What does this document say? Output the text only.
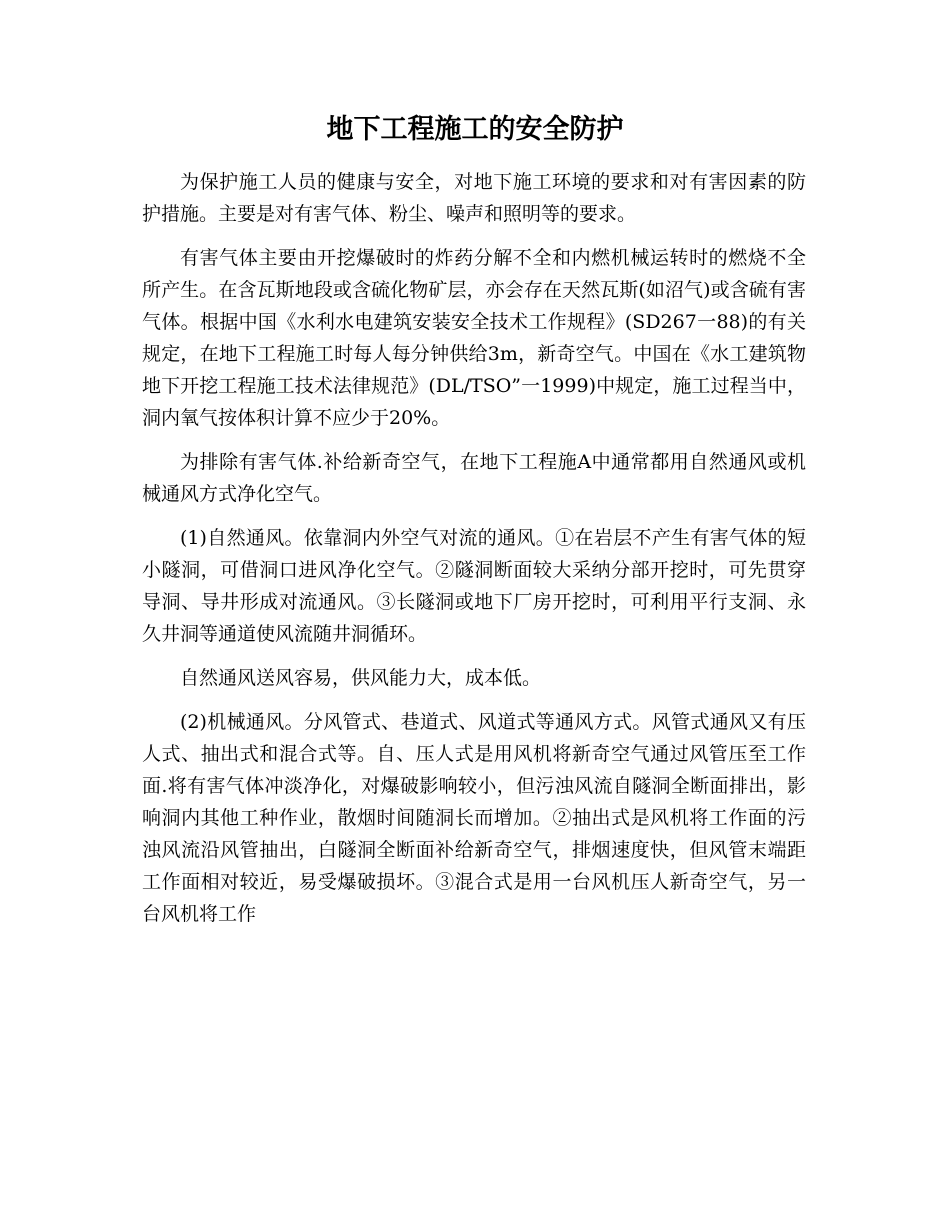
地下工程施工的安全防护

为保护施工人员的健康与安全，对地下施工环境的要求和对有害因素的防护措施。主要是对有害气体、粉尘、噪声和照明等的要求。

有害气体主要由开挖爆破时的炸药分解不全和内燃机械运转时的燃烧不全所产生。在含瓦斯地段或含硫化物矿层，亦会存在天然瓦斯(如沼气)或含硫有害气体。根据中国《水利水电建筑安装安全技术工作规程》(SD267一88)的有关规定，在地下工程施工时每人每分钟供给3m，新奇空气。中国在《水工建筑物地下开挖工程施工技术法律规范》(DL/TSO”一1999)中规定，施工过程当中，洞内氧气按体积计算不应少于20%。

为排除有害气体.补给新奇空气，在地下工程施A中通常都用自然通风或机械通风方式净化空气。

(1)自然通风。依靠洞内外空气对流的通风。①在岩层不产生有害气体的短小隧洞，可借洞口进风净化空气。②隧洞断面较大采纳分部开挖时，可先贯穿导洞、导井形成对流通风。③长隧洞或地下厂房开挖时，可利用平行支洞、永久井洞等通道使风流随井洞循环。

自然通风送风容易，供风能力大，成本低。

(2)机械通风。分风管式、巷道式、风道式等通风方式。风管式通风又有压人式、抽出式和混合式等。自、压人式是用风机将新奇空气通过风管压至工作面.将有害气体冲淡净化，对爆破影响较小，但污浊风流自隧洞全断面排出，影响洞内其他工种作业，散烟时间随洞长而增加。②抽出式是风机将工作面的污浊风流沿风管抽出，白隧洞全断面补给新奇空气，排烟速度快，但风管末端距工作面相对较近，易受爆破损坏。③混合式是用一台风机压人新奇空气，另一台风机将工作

### THE PROBLEM:
Give all the entries again exactly, dropping each picture.

### TASK SOLUTION:
What does this document say? Output the text only.
地下工程施工的安全防护

为保护施工人员的健康与安全，对地下施工环境的要求和对有害因素的防护措施。主要是对有害气体、粉尘、噪声和照明等的要求。

有害气体主要由开挖爆破时的炸药分解不全和内燃机械运转时的燃烧不全所产生。在含瓦斯地段或含硫化物矿层，亦会存在天然瓦斯(如沼气)或含硫有害气体。根据中国《水利水电建筑安装安全技术工作规程》(SD267一88)的有关规定，在地下工程施工时每人每分钟供给3m，新奇空气。中国在《水工建筑物地下开挖工程施工技术法律规范》(DL/TSO”一1999)中规定，施工过程当中，洞内氧气按体积计算不应少于20%。

为排除有害气体.补给新奇空气，在地下工程施A中通常都用自然通风或机械通风方式净化空气。

(1)自然通风。依靠洞内外空气对流的通风。①在岩层不产生有害气体的短小隧洞，可借洞口进风净化空气。②隧洞断面较大采纳分部开挖时，可先贯穿导洞、导井形成对流通风。③长隧洞或地下厂房开挖时，可利用平行支洞、永久井洞等通道使风流随井洞循环。

自然通风送风容易，供风能力大，成本低。

(2)机械通风。分风管式、巷道式、风道式等通风方式。风管式通风又有压人式、抽出式和混合式等。自、压人式是用风机将新奇空气通过风管压至工作面.将有害气体冲淡净化，对爆破影响较小，但污浊风流自隧洞全断面排出，影响洞内其他工种作业，散烟时间随洞长而增加。②抽出式是风机将工作面的污浊风流沿风管抽出，白隧洞全断面补给新奇空气，排烟速度快，但风管末端距工作面相对较近，易受爆破损坏。③混合式是用一台风机压人新奇空气，另一台风机将工作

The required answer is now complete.